■ **DATA SHOWN**:

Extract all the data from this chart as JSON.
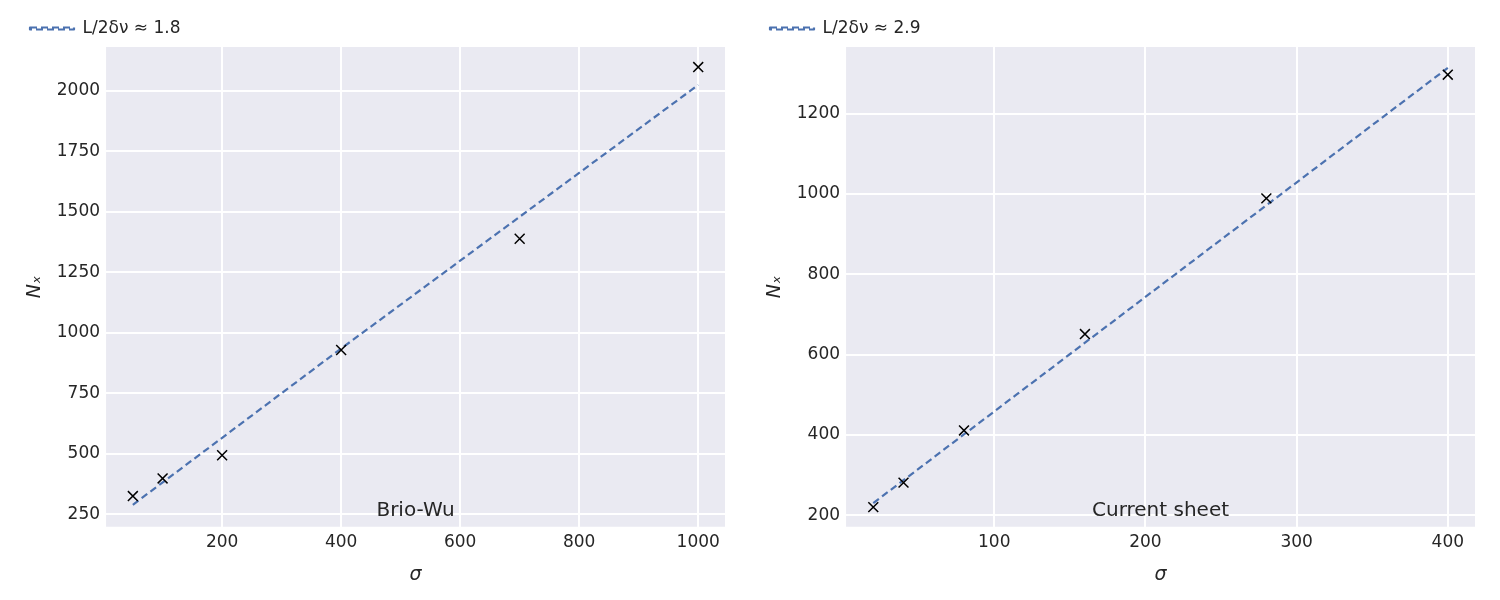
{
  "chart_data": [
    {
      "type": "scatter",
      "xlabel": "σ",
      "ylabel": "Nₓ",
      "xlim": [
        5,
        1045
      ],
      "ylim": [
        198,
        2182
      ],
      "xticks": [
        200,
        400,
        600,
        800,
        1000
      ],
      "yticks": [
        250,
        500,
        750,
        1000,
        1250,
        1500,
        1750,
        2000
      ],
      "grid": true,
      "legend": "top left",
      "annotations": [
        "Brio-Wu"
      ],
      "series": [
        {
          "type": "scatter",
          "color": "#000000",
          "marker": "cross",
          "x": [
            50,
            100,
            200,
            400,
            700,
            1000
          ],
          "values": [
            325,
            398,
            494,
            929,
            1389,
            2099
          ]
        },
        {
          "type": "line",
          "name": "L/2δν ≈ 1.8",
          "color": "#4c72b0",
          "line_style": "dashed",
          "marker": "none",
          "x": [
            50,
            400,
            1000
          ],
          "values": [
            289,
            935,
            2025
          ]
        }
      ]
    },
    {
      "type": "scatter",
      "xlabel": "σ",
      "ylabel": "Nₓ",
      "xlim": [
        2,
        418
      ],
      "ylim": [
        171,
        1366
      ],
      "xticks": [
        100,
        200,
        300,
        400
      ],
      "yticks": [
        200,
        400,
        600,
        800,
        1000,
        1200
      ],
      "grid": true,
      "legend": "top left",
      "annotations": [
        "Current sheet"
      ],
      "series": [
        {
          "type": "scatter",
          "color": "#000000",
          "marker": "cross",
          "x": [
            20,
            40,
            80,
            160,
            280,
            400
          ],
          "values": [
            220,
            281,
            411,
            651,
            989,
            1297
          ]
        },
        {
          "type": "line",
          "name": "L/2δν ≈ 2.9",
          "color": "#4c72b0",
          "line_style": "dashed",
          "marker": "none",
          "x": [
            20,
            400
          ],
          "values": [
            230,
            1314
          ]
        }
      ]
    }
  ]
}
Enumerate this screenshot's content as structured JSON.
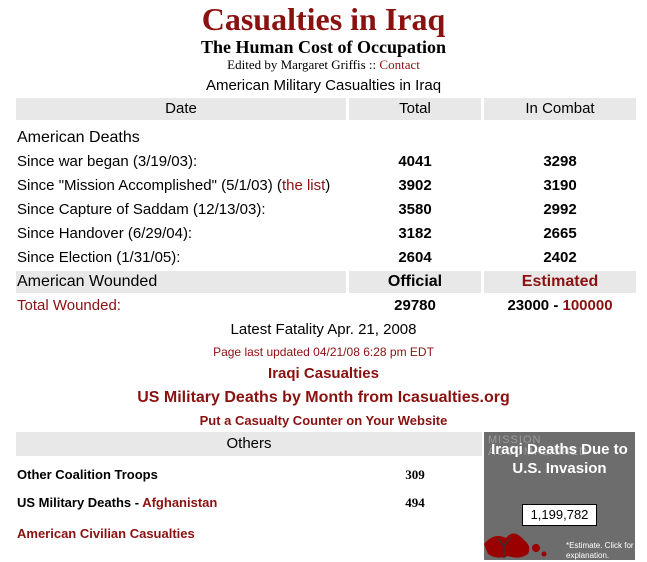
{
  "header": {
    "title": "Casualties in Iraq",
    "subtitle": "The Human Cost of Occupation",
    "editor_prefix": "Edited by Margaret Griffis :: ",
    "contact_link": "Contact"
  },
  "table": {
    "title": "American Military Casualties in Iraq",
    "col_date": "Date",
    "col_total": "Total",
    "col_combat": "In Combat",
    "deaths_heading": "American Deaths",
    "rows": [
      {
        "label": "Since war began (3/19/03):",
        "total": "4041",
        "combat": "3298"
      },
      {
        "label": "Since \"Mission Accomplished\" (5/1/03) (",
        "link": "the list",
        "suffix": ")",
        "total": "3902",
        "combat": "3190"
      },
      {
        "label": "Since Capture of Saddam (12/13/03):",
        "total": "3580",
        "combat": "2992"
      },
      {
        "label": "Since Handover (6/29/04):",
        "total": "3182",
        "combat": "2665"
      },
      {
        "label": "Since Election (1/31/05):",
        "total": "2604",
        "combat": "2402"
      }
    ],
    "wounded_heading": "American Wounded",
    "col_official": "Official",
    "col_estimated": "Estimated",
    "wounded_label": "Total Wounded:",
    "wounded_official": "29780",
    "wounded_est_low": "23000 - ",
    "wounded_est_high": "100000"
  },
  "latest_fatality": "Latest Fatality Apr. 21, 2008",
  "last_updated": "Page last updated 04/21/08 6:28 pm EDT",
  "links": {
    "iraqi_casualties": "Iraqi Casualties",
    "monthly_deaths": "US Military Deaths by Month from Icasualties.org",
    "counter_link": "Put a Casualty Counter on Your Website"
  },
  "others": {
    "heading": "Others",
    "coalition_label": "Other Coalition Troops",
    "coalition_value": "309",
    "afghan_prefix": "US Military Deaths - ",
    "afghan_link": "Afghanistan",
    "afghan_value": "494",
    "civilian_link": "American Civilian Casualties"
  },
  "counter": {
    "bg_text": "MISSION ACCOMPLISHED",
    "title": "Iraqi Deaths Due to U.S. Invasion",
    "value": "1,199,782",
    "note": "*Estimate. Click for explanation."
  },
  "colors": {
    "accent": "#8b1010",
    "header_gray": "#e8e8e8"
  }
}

■ **TASK REQUIREMENTS**:
Go through the entries above and output them exactly, without pictures.

■ **EXPECTED OUTPUT**:
Extract all the data from this chart as JSON.
{
  "chart_data": [
    {
      "type": "scatter",
      "xlabel": "σ",
      "ylabel": "Nₓ",
      "xlim": [
        5,
        1045
      ],
      "ylim": [
        198,
        2182
      ],
      "xticks": [
        200,
        400,
        600,
        800,
        1000
      ],
      "yticks": [
        250,
        500,
        750,
        1000,
        1250,
        1500,
        1750,
        2000
      ],
      "grid": true,
      "legend": "top left",
      "annotations": [
        "Brio-Wu"
      ],
      "series": [
        {
          "type": "scatter",
          "color": "#000000",
          "marker": "cross",
          "x": [
            50,
            100,
            200,
            400,
            700,
            1000
          ],
          "values": [
            325,
            398,
            494,
            929,
            1389,
            2099
          ]
        },
        {
          "type": "line",
          "name": "L/2δν ≈ 1.8",
          "color": "#4c72b0",
          "line_style": "dashed",
          "marker": "none",
          "x": [
            50,
            400,
            1000
          ],
          "values": [
            289,
            935,
            2025
          ]
        }
      ]
    },
    {
      "type": "scatter",
      "xlabel": "σ",
      "ylabel": "Nₓ",
      "xlim": [
        2,
        418
      ],
      "ylim": [
        171,
        1366
      ],
      "xticks": [
        100,
        200,
        300,
        400
      ],
      "yticks": [
        200,
        400,
        600,
        800,
        1000,
        1200
      ],
      "grid": true,
      "legend": "top left",
      "annotations": [
        "Current sheet"
      ],
      "series": [
        {
          "type": "scatter",
          "color": "#000000",
          "marker": "cross",
          "x": [
            20,
            40,
            80,
            160,
            280,
            400
          ],
          "values": [
            220,
            281,
            411,
            651,
            989,
            1297
          ]
        },
        {
          "type": "line",
          "name": "L/2δν ≈ 2.9",
          "color": "#4c72b0",
          "line_style": "dashed",
          "marker": "none",
          "x": [
            20,
            400
          ],
          "values": [
            230,
            1314
          ]
        }
      ]
    }
  ]
}
Enumerate this screenshot's content as structured JSON.
{
  "header": {
    "title": "Casualties in Iraq",
    "subtitle": "The Human Cost of Occupation",
    "editor_prefix": "Edited by Margaret Griffis :: ",
    "contact_link": "Contact"
  },
  "table": {
    "title": "American Military Casualties in Iraq",
    "col_date": "Date",
    "col_total": "Total",
    "col_combat": "In Combat",
    "deaths_heading": "American Deaths",
    "rows": [
      {
        "label": "Since war began (3/19/03):",
        "total": "4041",
        "combat": "3298"
      },
      {
        "label": "Since \"Mission Accomplished\" (5/1/03) (",
        "link": "the list",
        "suffix": ")",
        "total": "3902",
        "combat": "3190"
      },
      {
        "label": "Since Capture of Saddam (12/13/03):",
        "total": "3580",
        "combat": "2992"
      },
      {
        "label": "Since Handover (6/29/04):",
        "total": "3182",
        "combat": "2665"
      },
      {
        "label": "Since Election (1/31/05):",
        "total": "2604",
        "combat": "2402"
      }
    ],
    "wounded_heading": "American Wounded",
    "col_official": "Official",
    "col_estimated": "Estimated",
    "wounded_label": "Total Wounded:",
    "wounded_official": "29780",
    "wounded_est_low": "23000 - ",
    "wounded_est_high": "100000"
  },
  "latest_fatality": "Latest Fatality Apr. 21, 2008",
  "last_updated": "Page last updated 04/21/08 6:28 pm EDT",
  "links": {
    "iraqi_casualties": "Iraqi Casualties",
    "monthly_deaths": "US Military Deaths by Month from Icasualties.org",
    "counter_link": "Put a Casualty Counter on Your Website"
  },
  "others": {
    "heading": "Others",
    "coalition_label": "Other Coalition Troops",
    "coalition_value": "309",
    "afghan_prefix": "US Military Deaths - ",
    "afghan_link": "Afghanistan",
    "afghan_value": "494",
    "civilian_link": "American Civilian Casualties"
  },
  "counter": {
    "bg_text": "MISSION ACCOMPLISHED",
    "title": "Iraqi Deaths Due to U.S. Invasion",
    "value": "1,199,782",
    "note": "*Estimate. Click for explanation."
  },
  "colors": {
    "accent": "#8b1010",
    "header_gray": "#e8e8e8"
  }
}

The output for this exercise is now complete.